A Review of The Heckler & Koch VP9sk

July 18, 2018 By Dave Young (YoungBuckDave)

There is no denying, and I have no shame, that I am not the biggest Glock guy. Even though they are extremely dependable, they have just never felt the best in my hand when I shoot them. Since that is the case, I have always been on the search for my own perfect polymer framed handgun that has the same amazing qualities as a Glock. My answer to that solution was Heckler & Koch's VP9. The VP9 is extremely reliable, accurate, and affordable and comes straight from the factory ready to rock and roll. You don't need to change the trigger or sights or whatever as most people find themselves doing with Glock handguns which, in my opinion, is a big downfall. When I buy a gun, I don't want to have to spend more money to buy aftermarket parts to make it a perfect gun. The only aftermarket part I have added to my VP9 is a Silencerco Threaded Barrel, so I can use it with a suppressor and with the amount of rounds I was putting through my VP9 I was going to eventually need another barrel. Besides that, it's a perfect handgun in my opinion. So, when I found out that they were coming out with a sub-compact version of the VP9, called the VP9sk, I knew I would have to get my hands on one.

Let me start out by saying I'm not the biggest fan of smaller handguns because I have big hands. But I was very curious about the VP9sk because of my love for the full-size version. I saw that the VP9sk has magazines with pinky extensions that gives you a nice full grip without having that pinky dangling off the end. HK has two versions of the VP9sk. One comes with 2 magazines: 1 flush 10rd mag and 1 10rd mag with a pinky extension. The other version is the LE version (no, you do not have to be law enforcement to purchase this model). It comes with 3 mags: 2 10rd mags with pinky extensions, and 1 10rd mag that sits flush with the grip. Along with the 3 magazines, it also comes with night sights which are an awesome bonus. This feature, combined with the 3 magazines, made spending a little extra money to get the LE version worth it, in my opinion. The VP9sk has changeable side and rear panels that you can adjust depending on the size of your hand with small, medium, and large grip panels just like it's bigger version. Also, just like the full-size version, the VP9sk is fully ambidextrous with a slide release and mag release that accommodates both left and right-handed shooters. Another great feature is that the VP9sk can function with the full size 15rd magazines with just a gap in the grip that can be easily fixed with a grip spacer which is available for purchase. This feature is like the Glock series of handguns. For example, if you have a Glock 26, which is the sub-compact 9MM version, it can also function with the 15rd mags from the Glock 19, and the 17rd mags from the Glock 17. This is an awesome feature, in my opinion, and was very happy HK did the same with their VP9 series.

• Extracted material:
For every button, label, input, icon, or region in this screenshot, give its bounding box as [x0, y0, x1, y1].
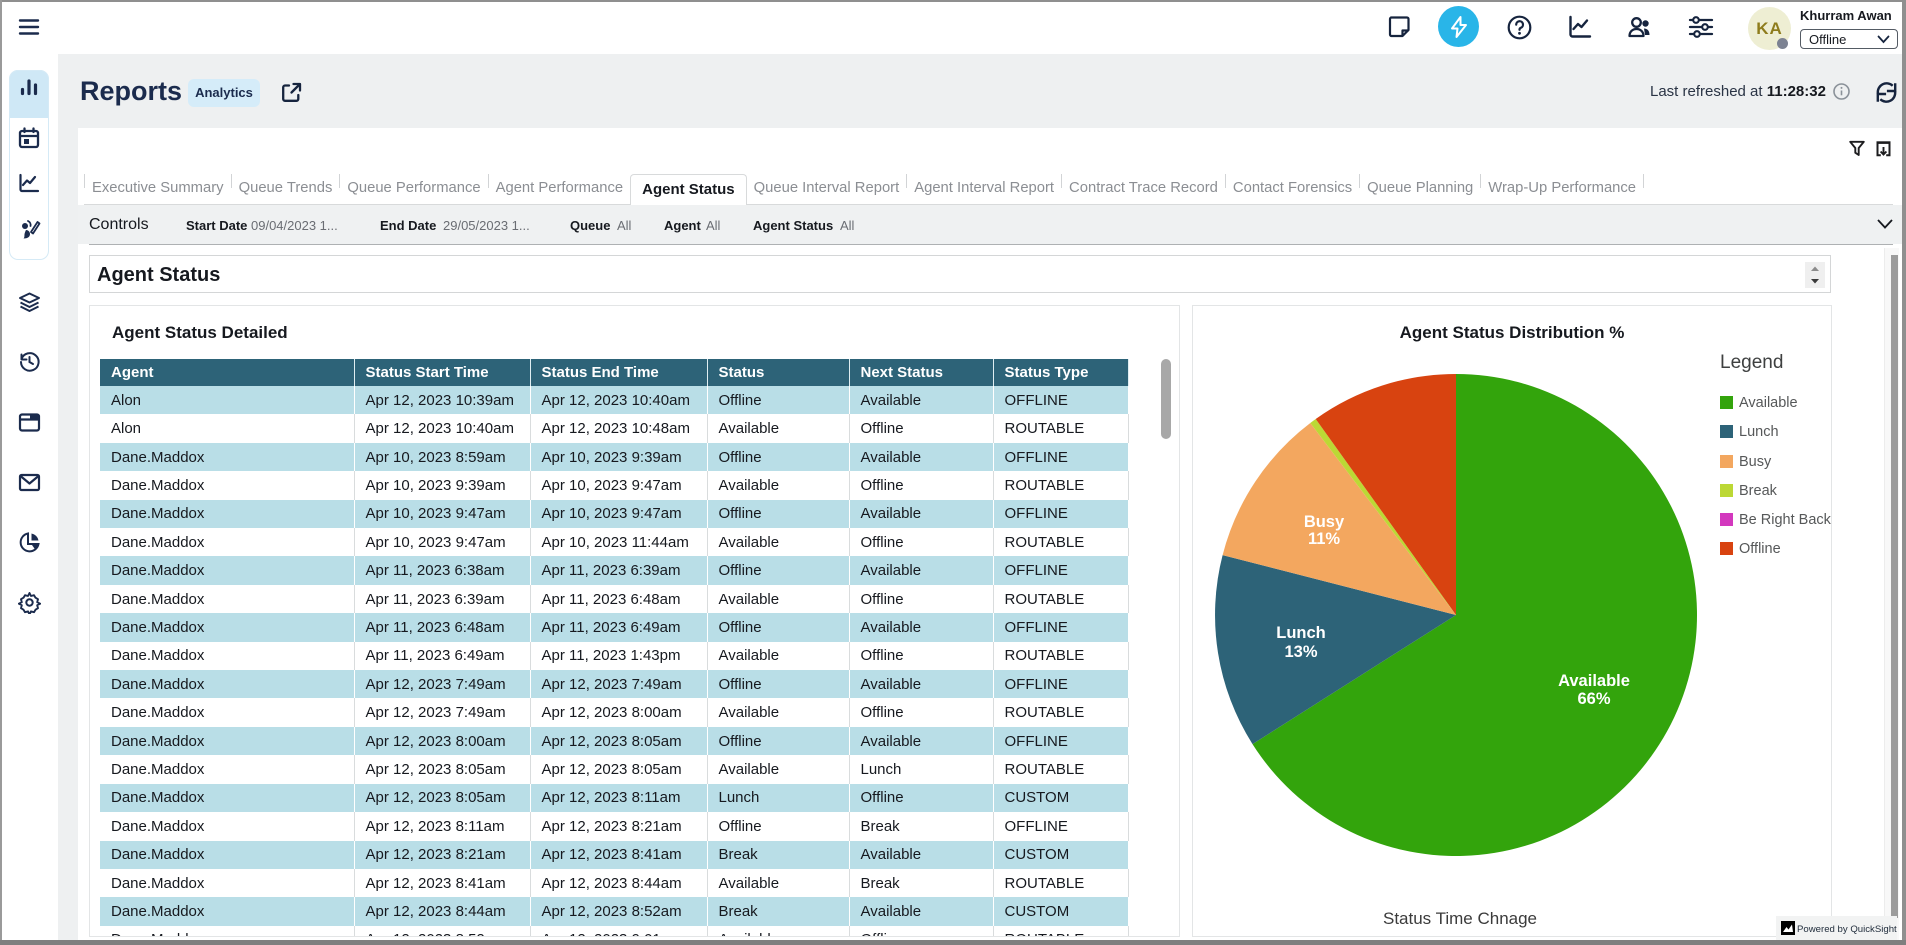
- svg-text:Busy: Busy: [1304, 513, 1345, 531]
- svg-text:Available: Available: [1558, 672, 1630, 690]
- svg-text:Lunch: Lunch: [1276, 624, 1326, 642]
- svg-text:11%: 11%: [1308, 530, 1340, 548]
- svg-text:66%: 66%: [1577, 690, 1610, 708]
- svg-text:13%: 13%: [1284, 643, 1317, 661]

• Task instructions: In the VP9sk review, which aftermarket part has the author added to the full-size VP9?

• The response: A Silencerco Threaded Barrel